## TASK DIRECTIONS
Each entry below should be echoed exactly, with pictures omitted.

(Collected data)
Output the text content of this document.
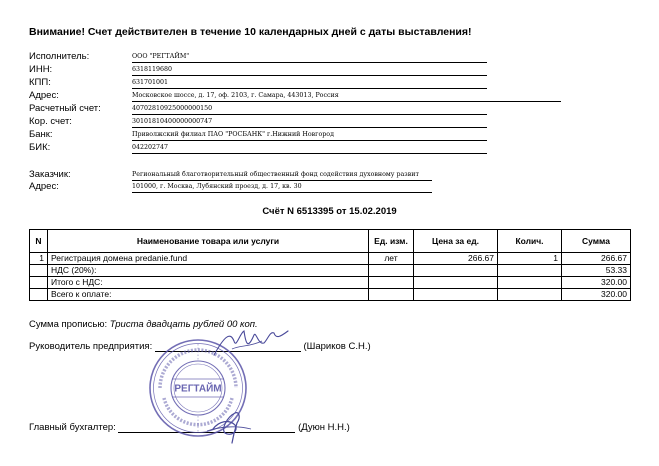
Внимание! Счет действителен в течение 10 календарных дней с даты выставления!
Исполнитель:	ООО "РЕГТАЙМ"
ИНН:	6318119680
КПП:	631701001
Адрес:	Московское шоссе, д. 17, оф. 2103, г. Самара, 443013, Россия
Расчетный счет:	40702810925000000150
Кор. счет:	30101810400000000747
Банк:	Приволжский филиал ПАО "РОСБАНК" г.Нижний Новгород
БИК:	042202747
Заказчик:	Региональный благотворительный общественный фонд содействия духовному развит
Адрес:	101000, г. Москва, Лубянский проезд, д. 17, кв. 30
Счёт N 6513395 от 15.02.2019
N	Наименование товара или услуги	Ед. изм.	Цена за ед.	Колич.	Сумма
1	Регистрация домена predanie.fund	лет	266.67	1	266.67
	НДС (20%):				53.33
	Итого с НДС:				320.00
	Всего к оплате:				320.00
Сумма прописью: Триста двадцать рублей 00 коп.
Руководитель предприятия:	(Шариков С.Н.)
Главный бухгалтер:	(Дуюн Н.Н.)
РЕГТАЙМ
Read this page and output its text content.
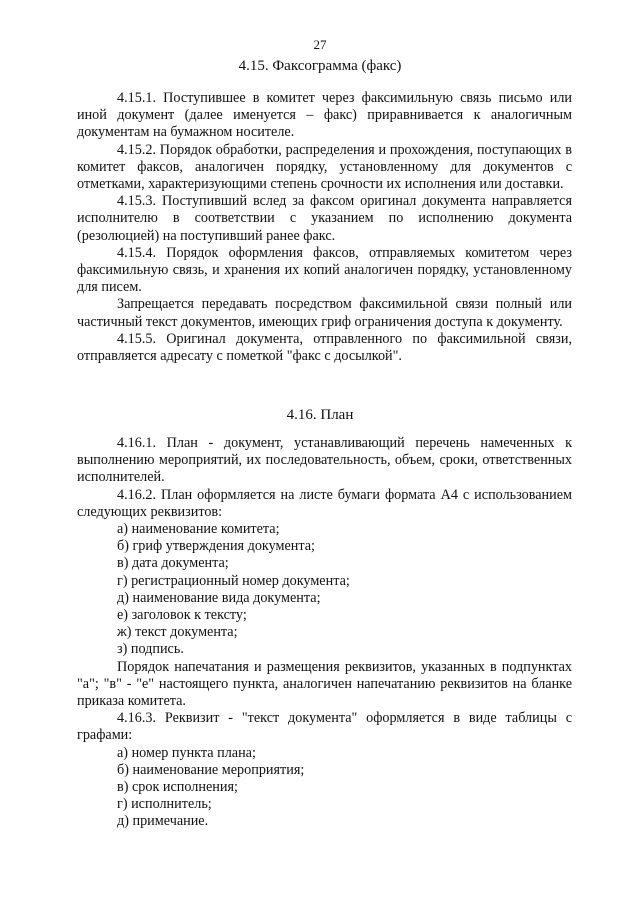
27
4.15. Факсограмма (факс)

4.15.1. Поступившее в комитет через факсимильную связь письмо или иной документ (далее именуется – факс) приравнивается к аналогичным документам на бумажном носителе.

4.15.2. Порядок обработки, распределения и прохождения, поступающих в комитет факсов, аналогичен порядку, установленному для документов с отметками, характеризующими степень срочности их исполнения или доставки.

4.15.3. Поступивший вслед за факсом оригинал документа направляется исполнителю в соответствии с указанием по исполнению документа (резолюцией) на поступивший ранее факс.

4.15.4. Порядок оформления факсов, отправляемых комитетом через факсимильную связь, и хранения их копий аналогичен порядку, установленному для писем.

Запрещается передавать посредством факсимильной связи полный или частичный текст документов, имеющих гриф ограничения доступа к документу.

4.15.5. Оригинал документа, отправленного по факсимильной связи, отправляется адресату с пометкой "факс с досылкой".

4.16. План

4.16.1. План - документ, устанавливающий перечень намеченных к выполнению мероприятий, их последовательность, объем, сроки, ответственных исполнителей.

4.16.2. План оформляется на листе бумаги формата А4 с использованием следующих реквизитов:

а) наименование комитета;

б) гриф утверждения документа;

в) дата документа;

г) регистрационный номер документа;

д) наименование вида документа;

е) заголовок к тексту;

ж) текст документа;

з) подпись.

Порядок напечатания и размещения реквизитов, указанных в подпунктах "а"; "в" - "е" настоящего пункта, аналогичен напечатанию реквизитов на бланке приказа комитета.

4.16.3. Реквизит - "текст документа" оформляется в виде таблицы с графами:

а) номер пункта плана;

б) наименование мероприятия;

в) срок исполнения;

г) исполнитель;

д) примечание.
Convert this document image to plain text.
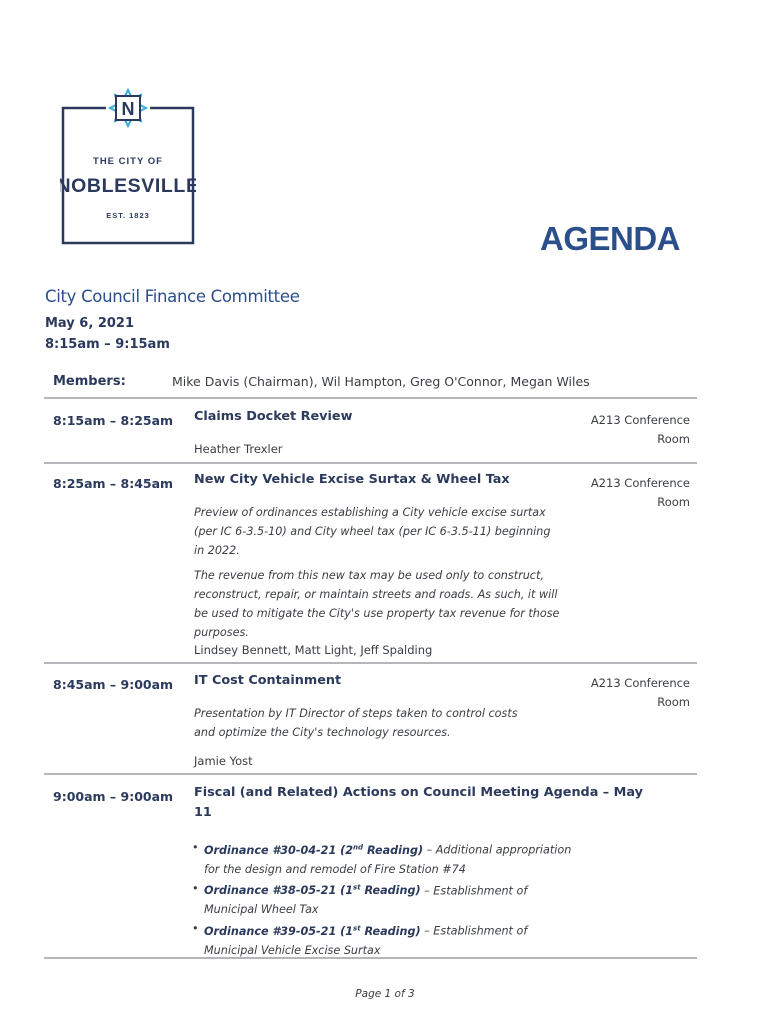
N
THE CITY OF
NOBLESVILLE
EST. 1823
AGENDA
City Council Finance Committee
May 6, 2021
8:15am – 9:15am
Members:	Mike Davis (Chairman), Wil Hampton, Greg O'Connor, Megan Wiles
8:15am – 8:25am Claims Docket Review	A213 Conference
Room
Heather Trexler
8:25am – 8:45am New City Vehicle Excise Surtax & Wheel Tax	A213 Conference
Room

Preview of ordinances establishing a City vehicle excise surtax (per IC 6-3.5-10) and City wheel tax (per IC 6-3.5-11) beginning in 2022.

The revenue from this new tax may be used only to construct, reconstruct, repair, or maintain streets and roads. As such, it will be used to mitigate the City's use property tax revenue for those purposes.

Lindsey Bennett, Matt Light, Jeff Spalding
8:45am – 9:00am IT Cost Containment	A213 Conference
Room

Presentation by IT Director of steps taken to control costs and optimize the City's technology resources.

Jamie Yost
9:00am – 9:00am Fiscal (and Related) Actions on Council Meeting Agenda – May
11
• Ordinance #30-04-21 (2nd Reading) – Additional appropriation for the design and remodel of Fire Station #74
• Ordinance #38-05-21 (1st Reading) – Establishment of Municipal Wheel Tax
• Ordinance #39-05-21 (1st Reading) – Establishment of Municipal Vehicle Excise Surtax
Page 1 of 3
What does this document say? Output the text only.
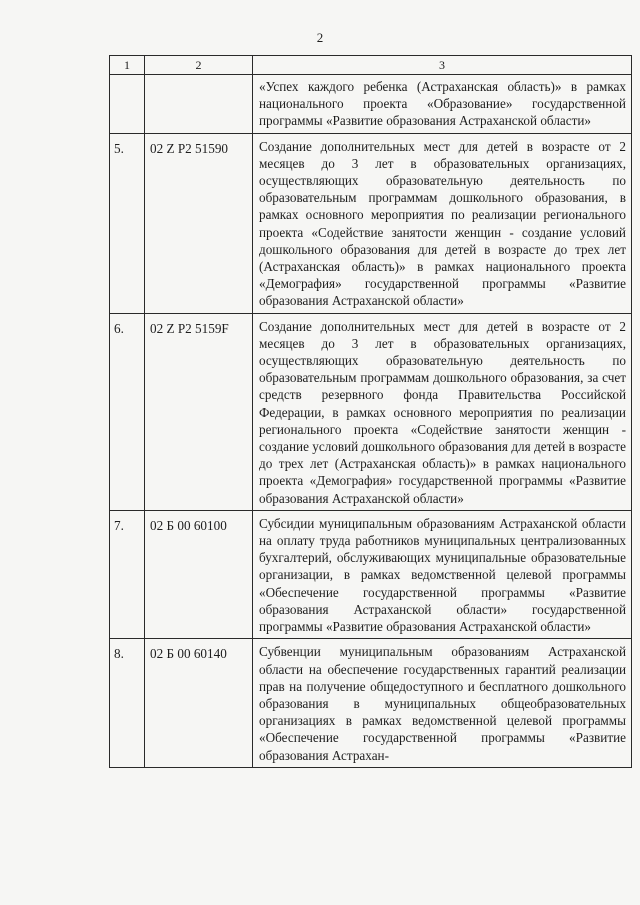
2
1	2	3
		«Успех каждого ребенка (Астраханская область)» в рамках национального проекта «Образование» государственной программы «Развитие образования Астраханской области»
5.	02 Z P2 51590	Создание дополнительных мест для детей в возрасте от 2 месяцев до 3 лет в образовательных организациях, осуществляющих образовательную деятельность по образовательным программам дошкольного образования, в рамках основного мероприятия по реализации регионального проекта «Содействие занятости женщин - создание условий дошкольного образования для детей в возрасте до трех лет (Астраханская область)» в рамках национального проекта «Демография» государственной программы «Развитие образования Астраханской области»
6.	02 Z P2 5159F	Создание дополнительных мест для детей в возрасте от 2 месяцев до 3 лет в образовательных организациях, осуществляющих образовательную деятельность по образовательным программам дошкольного образования, за счет средств резервного фонда Правительства Российской Федерации, в рамках основного мероприятия по реализации регионального проекта «Содействие занятости женщин - создание условий дошкольного образования для детей в возрасте до трех лет (Астраханская область)» в рамках национального проекта «Демография» государственной программы «Развитие образования Астраханской области»
7.	02 Б 00 60100	Субсидии муниципальным образованиям Астраханской области на оплату труда работников муниципальных централизованных бухгалтерий, обслуживающих муниципальные образовательные организации, в рамках ведомственной целевой программы «Обеспечение государственной программы «Развитие образования Астраханской области» государственной программы «Развитие образования Астраханской области»
8.	02 Б 00 60140	Субвенции муниципальным образованиям Астраханской области на обеспечение государственных гарантий реализации прав на получение общедоступного и бесплатного дошкольного образования в муниципальных общеобразовательных организациях в рамках ведомственной целевой программы «Обеспечение государственной программы «Развитие образования Астрахан-
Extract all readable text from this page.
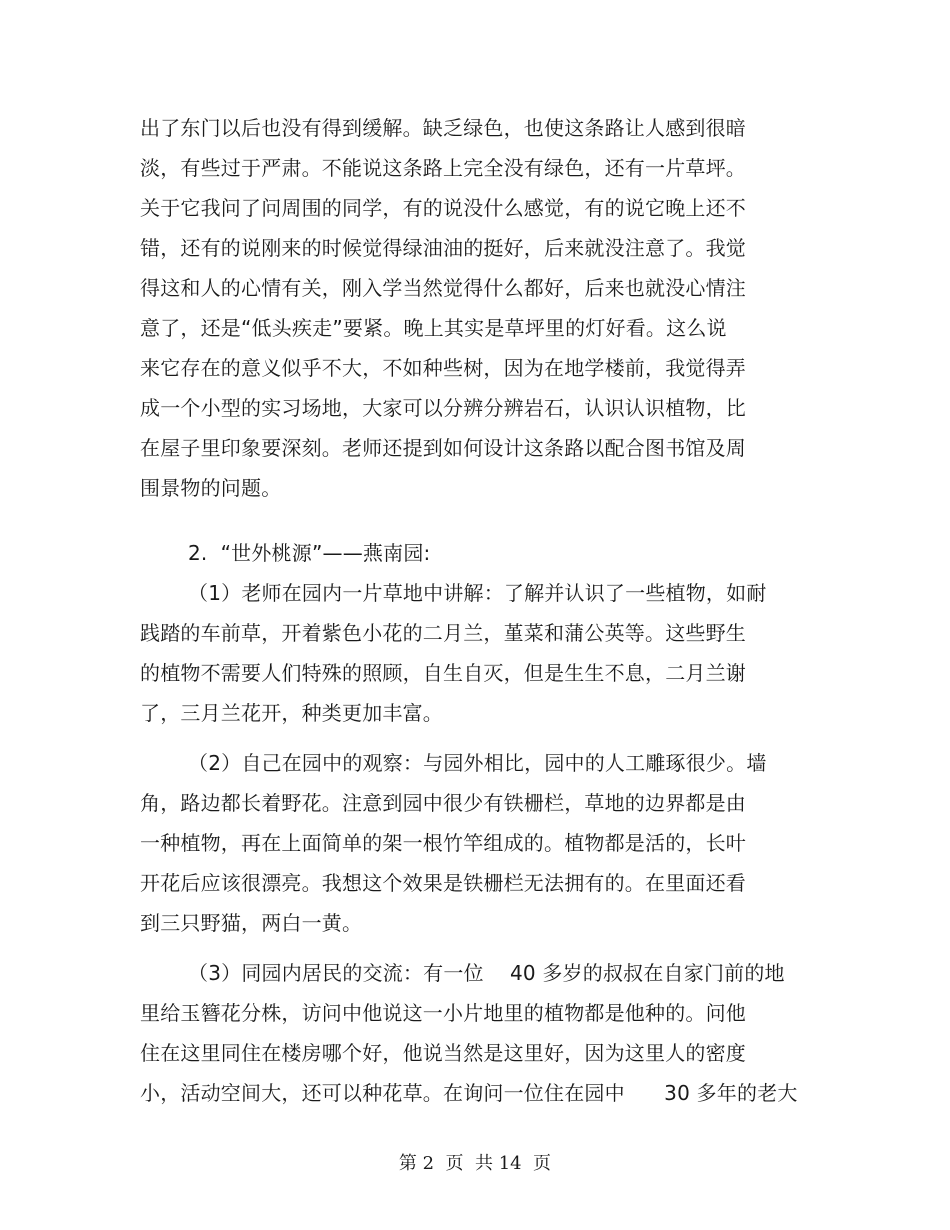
出了东门以后也没有得到缓解。缺乏绿色，也使这条路让人感到很暗
淡，有些过于严肃。不能说这条路上完全没有绿色，还有一片草坪。
关于它我问了问周围的同学，有的说没什么感觉，有的说它晚上还不
错，还有的说刚来的时候觉得绿油油的挺好，后来就没注意了。我觉
得这和人的心情有关，刚入学当然觉得什么都好，后来也就没心情注
意了，还是“低头疾走”要紧。晚上其实是草坪里的灯好看。这么说
来它存在的意义似乎不大，不如种些树，因为在地学楼前，我觉得弄
成一个小型的实习场地，大家可以分辨分辨岩石，认识认识植物，比
在屋子里印象要深刻。老师还提到如何设计这条路以配合图书馆及周
围景物的问题。
2.  “世外桃源”——燕南园:
（1）老师在园内一片草地中讲解：了解并认识了一些植物，如耐
践踏的车前草，开着紫色小花的二月兰，堇菜和蒲公英等。这些野生
的植物不需要人们特殊的照顾，自生自灭，但是生生不息，二月兰谢
了，三月兰花开，种类更加丰富。
（2）自己在园中的观察：与园外相比，园中的人工雕琢很少。墙
角，路边都长着野花。注意到园中很少有铁栅栏，草地的边界都是由
一种植物，再在上面简单的架一根竹竿组成的。植物都是活的，长叶
开花后应该很漂亮。我想这个效果是铁栅栏无法拥有的。在里面还看
到三只野猫，两白一黄。
（3）同园内居民的交流：有一位    40 多岁的叔叔在自家门前的地
里给玉簪花分株，访问中他说这一小片地里的植物都是他种的。问他
住在这里同住在楼房哪个好，他说当然是这里好，因为这里人的密度
小，活动空间大，还可以种花草。在询问一位住在园中      30 多年的老大
第 2  页  共 14  页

## SOLVED EXERCISE
Output the text content of this document.
Внимание! Счет действителен в течение 10 календарных дней с даты выставления!
Исполнитель:	ООО "РЕГТАЙМ"
ИНН:	6318119680
КПП:	631701001
Адрес:	Московское шоссе, д. 17, оф. 2103, г. Самара, 443013, Россия
Расчетный счет:	40702810925000000150
Кор. счет:	30101810400000000747
Банк:	Приволжский филиал ПАО "РОСБАНК" г.Нижний Новгород
БИК:	042202747
Заказчик:	Региональный благотворительный общественный фонд содействия духовному развит
Адрес:	101000, г. Москва, Лубянский проезд, д. 17, кв. 30
Счёт N 6513395 от 15.02.2019
N	Наименование товара или услуги	Ед. изм.	Цена за ед.	Колич.	Сумма
1	Регистрация домена predanie.fund	лет	266.67	1	266.67
	НДС (20%):				53.33
	Итого с НДС:				320.00
	Всего к оплате:				320.00
Сумма прописью: Триста двадцать рублей 00 коп.
Руководитель предприятия:	(Шариков С.Н.)
Главный бухгалтер:	(Дуюн Н.Н.)
РЕГТАЙМ
Read this page and output its text content.
27
4.15. Факсограмма (факс)

4.15.1. Поступившее в комитет через факсимильную связь письмо или иной документ (далее именуется – факс) приравнивается к аналогичным документам на бумажном носителе.

4.15.2. Порядок обработки, распределения и прохождения, поступающих в комитет факсов, аналогичен порядку, установленному для документов с отметками, характеризующими степень срочности их исполнения или доставки.

4.15.3. Поступивший вслед за факсом оригинал документа направляется исполнителю в соответствии с указанием по исполнению документа (резолюцией) на поступивший ранее факс.

4.15.4. Порядок оформления факсов, отправляемых комитетом через факсимильную связь, и хранения их копий аналогичен порядку, установленному для писем.

Запрещается передавать посредством факсимильной связи полный или частичный текст документов, имеющих гриф ограничения доступа к документу.

4.15.5. Оригинал документа, отправленного по факсимильной связи, отправляется адресату с пометкой "факс с досылкой".

4.16. План

4.16.1. План - документ, устанавливающий перечень намеченных к выполнению мероприятий, их последовательность, объем, сроки, ответственных исполнителей.

4.16.2. План оформляется на листе бумаги формата А4 с использованием следующих реквизитов:

а) наименование комитета;

б) гриф утверждения документа;

в) дата документа;

г) регистрационный номер документа;

д) наименование вида документа;

е) заголовок к тексту;

ж) текст документа;

з) подпись.

Порядок напечатания и размещения реквизитов, указанных в подпунктах "а"; "в" - "е" настоящего пункта, аналогичен напечатанию реквизитов на бланке приказа комитета.

4.16.3. Реквизит - "текст документа" оформляется в виде таблицы с графами:

а) номер пункта плана;

б) наименование мероприятия;

в) срок исполнения;

г) исполнитель;

д) примечание.
Convert this document image to plain text.
N
THE CITY OF
NOBLESVILLE
EST. 1823
AGENDA
City Council Finance Committee
May 6, 2021
8:15am – 9:15am
Members:	Mike Davis (Chairman), Wil Hampton, Greg O'Connor, Megan Wiles
8:15am – 8:25am Claims Docket Review	A213 Conference
Room
Heather Trexler
8:25am – 8:45am New City Vehicle Excise Surtax & Wheel Tax	A213 Conference
Room

Preview of ordinances establishing a City vehicle excise surtax (per IC 6-3.5-10) and City wheel tax (per IC 6-3.5-11) beginning in 2022.

The revenue from this new tax may be used only to construct, reconstruct, repair, or maintain streets and roads. As such, it will be used to mitigate the City's use property tax revenue for those purposes.

Lindsey Bennett, Matt Light, Jeff Spalding
8:45am – 9:00am IT Cost Containment	A213 Conference
Room

Presentation by IT Director of steps taken to control costs and optimize the City's technology resources.

Jamie Yost
9:00am – 9:00am Fiscal (and Related) Actions on Council Meeting Agenda – May
11
• Ordinance #30-04-21 (2nd Reading) – Additional appropriation for the design and remodel of Fire Station #74
• Ordinance #38-05-21 (1st Reading) – Establishment of Municipal Wheel Tax
• Ordinance #39-05-21 (1st Reading) – Establishment of Municipal Vehicle Excise Surtax
Page 1 of 3
What does this document say? Output the text only.
2
1	2	3
		«Успех каждого ребенка (Астраханская область)» в рамках национального проекта «Образование» государственной программы «Развитие образования Астраханской области»
5.	02 Z P2 51590	Создание дополнительных мест для детей в возрасте от 2 месяцев до 3 лет в образовательных организациях, осуществляющих образовательную деятельность по образовательным программам дошкольного образования, в рамках основного мероприятия по реализации регионального проекта «Содействие занятости женщин - создание условий дошкольного образования для детей в возрасте до трех лет (Астраханская область)» в рамках национального проекта «Демография» государственной программы «Развитие образования Астраханской области»
6.	02 Z P2 5159F	Создание дополнительных мест для детей в возрасте от 2 месяцев до 3 лет в образовательных организациях, осуществляющих образовательную деятельность по образовательным программам дошкольного образования, за счет средств резервного фонда Правительства Российской Федерации, в рамках основного мероприятия по реализации регионального проекта «Содействие занятости женщин - создание условий дошкольного образования для детей в возрасте до трех лет (Астраханская область)» в рамках национального проекта «Демография» государственной программы «Развитие образования Астраханской области»
7.	02 Б 00 60100	Субсидии муниципальным образованиям Астраханской области на оплату труда работников муниципальных централизованных бухгалтерий, обслуживающих муниципальные образовательные организации, в рамках ведомственной целевой программы «Обеспечение государственной программы «Развитие образования Астраханской области» государственной программы «Развитие образования Астраханской области»
8.	02 Б 00 60140	Субвенции муниципальным образованиям Астраханской области на обеспечение государственных гарантий реализации прав на получение общедоступного и бесплатного дошкольного образования в муниципальных общеобразовательных организациях в рамках ведомственной целевой программы «Обеспечение государственной программы «Развитие образования Астрахан-
Extract all readable text from this page.
出了东门以后也没有得到缓解。缺乏绿色，也使这条路让人感到很暗
淡，有些过于严肃。不能说这条路上完全没有绿色，还有一片草坪。
关于它我问了问周围的同学，有的说没什么感觉，有的说它晚上还不
错，还有的说刚来的时候觉得绿油油的挺好，后来就没注意了。我觉
得这和人的心情有关，刚入学当然觉得什么都好，后来也就没心情注
意了，还是“低头疾走”要紧。晚上其实是草坪里的灯好看。这么说
来它存在的意义似乎不大，不如种些树，因为在地学楼前，我觉得弄
成一个小型的实习场地，大家可以分辨分辨岩石，认识认识植物，比
在屋子里印象要深刻。老师还提到如何设计这条路以配合图书馆及周
围景物的问题。
2.  “世外桃源”——燕南园:
（1）老师在园内一片草地中讲解：了解并认识了一些植物，如耐
践踏的车前草，开着紫色小花的二月兰，堇菜和蒲公英等。这些野生
的植物不需要人们特殊的照顾，自生自灭，但是生生不息，二月兰谢
了，三月兰花开，种类更加丰富。
（2）自己在园中的观察：与园外相比，园中的人工雕琢很少。墙
角，路边都长着野花。注意到园中很少有铁栅栏，草地的边界都是由
一种植物，再在上面简单的架一根竹竿组成的。植物都是活的，长叶
开花后应该很漂亮。我想这个效果是铁栅栏无法拥有的。在里面还看
到三只野猫，两白一黄。
（3）同园内居民的交流：有一位    40 多岁的叔叔在自家门前的地
里给玉簪花分株，访问中他说这一小片地里的植物都是他种的。问他
住在这里同住在楼房哪个好，他说当然是这里好，因为这里人的密度
小，活动空间大，还可以种花草。在询问一位住在园中      30 多年的老大
第 2  页  共 14  页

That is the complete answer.